━━ MATERIAL
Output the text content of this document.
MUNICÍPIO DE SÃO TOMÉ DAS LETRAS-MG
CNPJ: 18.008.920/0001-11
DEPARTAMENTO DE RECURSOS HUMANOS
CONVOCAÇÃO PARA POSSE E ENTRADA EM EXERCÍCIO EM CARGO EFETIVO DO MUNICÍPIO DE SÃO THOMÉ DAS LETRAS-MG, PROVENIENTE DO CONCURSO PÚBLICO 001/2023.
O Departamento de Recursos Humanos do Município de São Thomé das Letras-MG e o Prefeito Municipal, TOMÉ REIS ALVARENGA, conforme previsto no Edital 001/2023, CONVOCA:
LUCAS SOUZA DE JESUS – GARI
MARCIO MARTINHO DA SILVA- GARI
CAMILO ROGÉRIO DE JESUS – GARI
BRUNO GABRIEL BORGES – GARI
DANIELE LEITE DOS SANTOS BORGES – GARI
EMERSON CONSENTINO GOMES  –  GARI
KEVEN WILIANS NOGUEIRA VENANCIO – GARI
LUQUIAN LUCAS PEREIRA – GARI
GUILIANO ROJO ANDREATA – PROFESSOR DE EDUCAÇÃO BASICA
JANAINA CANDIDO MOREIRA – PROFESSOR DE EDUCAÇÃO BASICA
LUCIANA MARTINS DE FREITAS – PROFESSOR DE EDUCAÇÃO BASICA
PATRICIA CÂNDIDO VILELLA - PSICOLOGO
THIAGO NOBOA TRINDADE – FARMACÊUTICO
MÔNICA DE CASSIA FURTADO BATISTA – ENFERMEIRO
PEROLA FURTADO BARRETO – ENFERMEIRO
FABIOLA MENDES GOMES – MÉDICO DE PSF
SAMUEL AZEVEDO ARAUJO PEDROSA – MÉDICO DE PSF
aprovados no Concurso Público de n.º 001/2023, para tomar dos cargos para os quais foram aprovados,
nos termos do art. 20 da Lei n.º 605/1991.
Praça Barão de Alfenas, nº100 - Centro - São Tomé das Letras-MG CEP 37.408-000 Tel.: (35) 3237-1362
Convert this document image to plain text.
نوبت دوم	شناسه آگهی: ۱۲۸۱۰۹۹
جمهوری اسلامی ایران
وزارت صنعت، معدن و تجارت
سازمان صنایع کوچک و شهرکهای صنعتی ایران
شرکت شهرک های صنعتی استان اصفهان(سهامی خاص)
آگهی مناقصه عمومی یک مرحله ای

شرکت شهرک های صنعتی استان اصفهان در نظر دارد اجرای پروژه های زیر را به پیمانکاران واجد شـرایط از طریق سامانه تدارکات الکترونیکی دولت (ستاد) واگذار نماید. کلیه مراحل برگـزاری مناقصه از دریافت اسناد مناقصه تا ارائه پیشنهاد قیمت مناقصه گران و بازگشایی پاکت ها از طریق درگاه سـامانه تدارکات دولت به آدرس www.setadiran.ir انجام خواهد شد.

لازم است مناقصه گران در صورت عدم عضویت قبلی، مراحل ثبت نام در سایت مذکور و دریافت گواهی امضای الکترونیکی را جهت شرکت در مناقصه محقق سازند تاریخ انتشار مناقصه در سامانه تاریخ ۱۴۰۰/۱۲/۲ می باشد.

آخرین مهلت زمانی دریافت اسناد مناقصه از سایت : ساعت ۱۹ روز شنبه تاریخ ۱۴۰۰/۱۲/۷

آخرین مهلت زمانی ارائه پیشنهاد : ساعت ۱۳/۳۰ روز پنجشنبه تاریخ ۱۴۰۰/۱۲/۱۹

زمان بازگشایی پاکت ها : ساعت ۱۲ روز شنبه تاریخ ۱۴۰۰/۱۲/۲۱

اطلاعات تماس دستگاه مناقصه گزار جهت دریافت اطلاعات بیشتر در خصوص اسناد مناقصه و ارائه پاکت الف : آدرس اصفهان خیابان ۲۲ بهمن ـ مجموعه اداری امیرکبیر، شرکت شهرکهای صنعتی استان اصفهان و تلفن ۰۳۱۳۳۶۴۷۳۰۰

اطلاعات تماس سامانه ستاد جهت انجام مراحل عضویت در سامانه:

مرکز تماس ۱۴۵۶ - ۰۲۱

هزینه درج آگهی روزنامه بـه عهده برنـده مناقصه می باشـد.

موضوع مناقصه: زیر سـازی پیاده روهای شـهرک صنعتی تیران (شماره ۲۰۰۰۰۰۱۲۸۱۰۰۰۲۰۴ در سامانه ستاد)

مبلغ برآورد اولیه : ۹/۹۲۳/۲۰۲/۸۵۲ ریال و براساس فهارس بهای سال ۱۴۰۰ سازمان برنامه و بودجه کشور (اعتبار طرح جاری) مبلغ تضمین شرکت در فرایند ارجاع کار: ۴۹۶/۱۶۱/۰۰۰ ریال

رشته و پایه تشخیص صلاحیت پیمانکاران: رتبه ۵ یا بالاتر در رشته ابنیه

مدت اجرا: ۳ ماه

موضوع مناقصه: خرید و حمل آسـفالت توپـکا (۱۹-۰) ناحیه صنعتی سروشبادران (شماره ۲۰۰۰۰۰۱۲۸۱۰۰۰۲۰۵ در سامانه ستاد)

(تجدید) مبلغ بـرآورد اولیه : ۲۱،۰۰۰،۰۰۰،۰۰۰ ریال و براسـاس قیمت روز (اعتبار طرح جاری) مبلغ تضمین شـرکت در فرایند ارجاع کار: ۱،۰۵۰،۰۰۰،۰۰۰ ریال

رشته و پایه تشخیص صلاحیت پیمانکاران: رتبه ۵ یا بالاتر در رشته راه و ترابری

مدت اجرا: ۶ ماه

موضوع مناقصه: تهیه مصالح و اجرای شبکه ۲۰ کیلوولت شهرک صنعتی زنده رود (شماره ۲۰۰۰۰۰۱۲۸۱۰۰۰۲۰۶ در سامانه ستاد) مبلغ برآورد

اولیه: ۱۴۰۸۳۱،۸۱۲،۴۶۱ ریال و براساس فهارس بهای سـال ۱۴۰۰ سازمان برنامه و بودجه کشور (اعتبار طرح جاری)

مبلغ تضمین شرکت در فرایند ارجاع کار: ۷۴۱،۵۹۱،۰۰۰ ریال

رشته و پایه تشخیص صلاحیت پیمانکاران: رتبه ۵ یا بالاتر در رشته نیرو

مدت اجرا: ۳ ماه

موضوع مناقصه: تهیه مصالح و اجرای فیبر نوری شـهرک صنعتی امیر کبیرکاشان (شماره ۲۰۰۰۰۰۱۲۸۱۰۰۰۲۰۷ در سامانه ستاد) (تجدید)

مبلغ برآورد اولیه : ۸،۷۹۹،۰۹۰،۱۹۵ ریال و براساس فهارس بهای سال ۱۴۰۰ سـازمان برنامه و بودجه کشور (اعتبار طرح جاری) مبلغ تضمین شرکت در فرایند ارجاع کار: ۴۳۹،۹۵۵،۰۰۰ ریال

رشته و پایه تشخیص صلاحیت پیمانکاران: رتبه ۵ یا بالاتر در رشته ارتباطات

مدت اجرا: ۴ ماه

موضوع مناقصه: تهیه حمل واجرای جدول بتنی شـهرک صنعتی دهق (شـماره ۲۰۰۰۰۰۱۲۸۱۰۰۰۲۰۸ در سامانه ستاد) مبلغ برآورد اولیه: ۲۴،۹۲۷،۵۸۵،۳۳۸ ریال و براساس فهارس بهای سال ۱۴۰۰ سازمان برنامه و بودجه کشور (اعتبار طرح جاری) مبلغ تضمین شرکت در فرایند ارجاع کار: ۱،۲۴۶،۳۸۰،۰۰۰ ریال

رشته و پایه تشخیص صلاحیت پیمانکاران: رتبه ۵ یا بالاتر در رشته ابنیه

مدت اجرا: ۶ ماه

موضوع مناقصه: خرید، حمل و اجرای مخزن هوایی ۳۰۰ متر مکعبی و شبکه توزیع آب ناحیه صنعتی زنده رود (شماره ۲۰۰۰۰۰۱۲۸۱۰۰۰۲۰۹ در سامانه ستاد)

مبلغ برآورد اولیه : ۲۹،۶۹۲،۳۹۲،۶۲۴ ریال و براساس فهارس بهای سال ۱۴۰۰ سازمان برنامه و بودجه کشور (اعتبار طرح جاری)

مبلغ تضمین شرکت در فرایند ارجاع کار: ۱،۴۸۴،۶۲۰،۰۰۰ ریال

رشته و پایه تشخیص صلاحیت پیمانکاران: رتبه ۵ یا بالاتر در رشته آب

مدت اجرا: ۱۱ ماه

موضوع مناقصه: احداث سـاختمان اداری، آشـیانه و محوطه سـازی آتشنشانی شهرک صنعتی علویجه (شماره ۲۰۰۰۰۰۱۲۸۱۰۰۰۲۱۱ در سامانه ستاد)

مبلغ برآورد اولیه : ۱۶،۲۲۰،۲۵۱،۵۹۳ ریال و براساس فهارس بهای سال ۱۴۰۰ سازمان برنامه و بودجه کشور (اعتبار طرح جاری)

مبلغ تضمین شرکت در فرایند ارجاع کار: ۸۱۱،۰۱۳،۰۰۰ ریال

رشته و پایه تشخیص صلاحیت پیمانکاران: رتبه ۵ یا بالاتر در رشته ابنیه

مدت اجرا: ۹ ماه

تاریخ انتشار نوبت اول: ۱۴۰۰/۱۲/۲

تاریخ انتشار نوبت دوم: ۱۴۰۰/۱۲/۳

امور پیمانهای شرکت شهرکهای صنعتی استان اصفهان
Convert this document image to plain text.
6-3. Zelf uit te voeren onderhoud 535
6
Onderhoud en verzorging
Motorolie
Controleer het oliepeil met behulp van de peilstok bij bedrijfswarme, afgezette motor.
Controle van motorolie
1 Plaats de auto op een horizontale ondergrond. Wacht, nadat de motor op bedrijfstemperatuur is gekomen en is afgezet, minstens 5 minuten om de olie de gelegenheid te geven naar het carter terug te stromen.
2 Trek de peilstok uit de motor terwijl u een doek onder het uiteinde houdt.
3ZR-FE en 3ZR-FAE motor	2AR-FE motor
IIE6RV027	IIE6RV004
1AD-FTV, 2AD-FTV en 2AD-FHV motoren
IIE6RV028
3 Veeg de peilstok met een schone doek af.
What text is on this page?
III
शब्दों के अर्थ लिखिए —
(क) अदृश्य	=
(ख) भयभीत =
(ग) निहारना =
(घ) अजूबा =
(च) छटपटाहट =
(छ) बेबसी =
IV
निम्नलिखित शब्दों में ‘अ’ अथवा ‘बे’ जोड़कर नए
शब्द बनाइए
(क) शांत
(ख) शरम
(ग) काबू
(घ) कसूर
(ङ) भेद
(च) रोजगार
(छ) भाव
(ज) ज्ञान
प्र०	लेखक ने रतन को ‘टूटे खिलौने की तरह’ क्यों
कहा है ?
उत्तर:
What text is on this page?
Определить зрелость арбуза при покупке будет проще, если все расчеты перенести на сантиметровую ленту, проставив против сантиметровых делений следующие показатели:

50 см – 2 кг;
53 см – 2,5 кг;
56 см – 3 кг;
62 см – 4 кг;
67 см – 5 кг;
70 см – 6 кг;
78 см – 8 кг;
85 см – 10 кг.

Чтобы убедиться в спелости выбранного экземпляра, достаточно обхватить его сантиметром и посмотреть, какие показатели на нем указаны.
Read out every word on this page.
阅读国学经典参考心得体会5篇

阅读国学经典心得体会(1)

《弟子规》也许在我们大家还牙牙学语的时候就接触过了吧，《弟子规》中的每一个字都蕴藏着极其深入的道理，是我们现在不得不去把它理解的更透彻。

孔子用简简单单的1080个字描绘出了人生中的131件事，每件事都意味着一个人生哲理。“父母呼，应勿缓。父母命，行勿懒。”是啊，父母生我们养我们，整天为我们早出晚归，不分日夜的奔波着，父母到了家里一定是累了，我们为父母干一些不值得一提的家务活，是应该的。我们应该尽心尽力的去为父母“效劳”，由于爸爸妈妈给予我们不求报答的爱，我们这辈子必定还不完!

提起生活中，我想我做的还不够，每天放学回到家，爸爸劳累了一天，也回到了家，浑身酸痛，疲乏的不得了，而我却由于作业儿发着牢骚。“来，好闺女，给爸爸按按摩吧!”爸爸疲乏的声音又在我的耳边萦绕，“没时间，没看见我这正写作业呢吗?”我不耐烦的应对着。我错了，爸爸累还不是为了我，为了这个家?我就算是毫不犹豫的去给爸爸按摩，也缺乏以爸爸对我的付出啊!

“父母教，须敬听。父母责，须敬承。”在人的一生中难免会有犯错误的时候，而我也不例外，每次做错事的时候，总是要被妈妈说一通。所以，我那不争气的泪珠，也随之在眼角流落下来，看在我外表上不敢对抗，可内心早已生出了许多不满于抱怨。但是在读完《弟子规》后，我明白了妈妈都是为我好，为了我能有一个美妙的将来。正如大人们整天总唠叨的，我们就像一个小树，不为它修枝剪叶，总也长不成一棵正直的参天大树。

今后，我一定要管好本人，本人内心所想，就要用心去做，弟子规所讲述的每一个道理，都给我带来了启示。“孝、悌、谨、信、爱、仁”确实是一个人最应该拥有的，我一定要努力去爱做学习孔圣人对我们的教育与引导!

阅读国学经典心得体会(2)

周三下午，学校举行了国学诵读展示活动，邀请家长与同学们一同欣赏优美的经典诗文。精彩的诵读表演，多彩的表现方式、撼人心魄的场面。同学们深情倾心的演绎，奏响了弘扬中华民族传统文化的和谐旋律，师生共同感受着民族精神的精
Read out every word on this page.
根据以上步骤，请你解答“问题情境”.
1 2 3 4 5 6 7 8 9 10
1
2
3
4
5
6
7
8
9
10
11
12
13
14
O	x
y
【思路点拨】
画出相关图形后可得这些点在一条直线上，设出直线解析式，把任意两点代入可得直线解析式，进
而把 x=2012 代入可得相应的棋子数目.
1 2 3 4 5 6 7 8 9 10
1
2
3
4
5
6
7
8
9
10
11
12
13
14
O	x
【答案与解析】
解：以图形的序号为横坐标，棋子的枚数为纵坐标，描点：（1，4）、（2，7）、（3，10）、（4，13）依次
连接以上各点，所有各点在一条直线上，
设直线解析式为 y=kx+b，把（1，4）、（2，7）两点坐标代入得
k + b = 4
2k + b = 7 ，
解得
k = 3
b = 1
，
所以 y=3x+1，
━━━━
> **TASK DIRECTIONS**
Find and copy each line above that includes the string "اولیه".

> **THE OUTPUT**
مبلغ برآورد اولیه : ۹/۹۲۳/۲۰۲/۸۵۲ ریال و براساس فهارس بهای سال ۱۴۰۰ سازمان برنامه و بودجه کشور (اعتبار طرح جاری) مبلغ تضمین شرکت در فرایند ارجاع کار: ۴۹۶/۱۶۱/۰۰۰ ریال
(تجدید) مبلغ بـرآورد اولیه : ۲۱،۰۰۰،۰۰۰،۰۰۰ ریال و براسـاس قیمت روز (اعتبار طرح جاری) مبلغ تضمین شـرکت در فرایند ارجاع کار: ۱،۰۵۰،۰۰۰،۰۰۰ ریال
اولیه: ۱۴۰۸۳۱،۸۱۲،۴۶۱ ریال و براساس فهارس بهای سـال ۱۴۰۰ سازمان برنامه و بودجه کشور (اعتبار طرح جاری)
مبلغ برآورد اولیه : ۸،۷۹۹،۰۹۰،۱۹۵ ریال و براساس فهارس بهای سال ۱۴۰۰ سـازمان برنامه و بودجه کشور (اعتبار طرح جاری) مبلغ تضمین شرکت در فرایند ارجاع کار: ۴۳۹،۹۵۵،۰۰۰ ریال
موضوع مناقصه: تهیه حمل واجرای جدول بتنی شـهرک صنعتی دهق (شـماره ۲۰۰۰۰۰۱۲۸۱۰۰۰۲۰۸ در سامانه ستاد) مبلغ برآورد اولیه: ۲۴،۹۲۷،۵۸۵،۳۳۸ ریال و براساس فهارس بهای سال ۱۴۰۰ سازمان برنامه و بودجه کشور (اعتبار طرح جاری) مبلغ تضمین شرکت در فرایند ارجاع کار: ۱،۲۴۶،۳۸۰،۰۰۰ ریال
مبلغ برآورد اولیه : ۲۹،۶۹۲،۳۹۲،۶۲۴ ریال و براساس فهارس بهای سال ۱۴۰۰ سازمان برنامه و بودجه کشور (اعتبار طرح جاری)
مبلغ برآورد اولیه : ۱۶،۲۲۰،۲۵۱،۵۹۳ ریال و براساس فهارس بهای سال ۱۴۰۰ سازمان برنامه و بودجه کشور (اعتبار طرح جاری)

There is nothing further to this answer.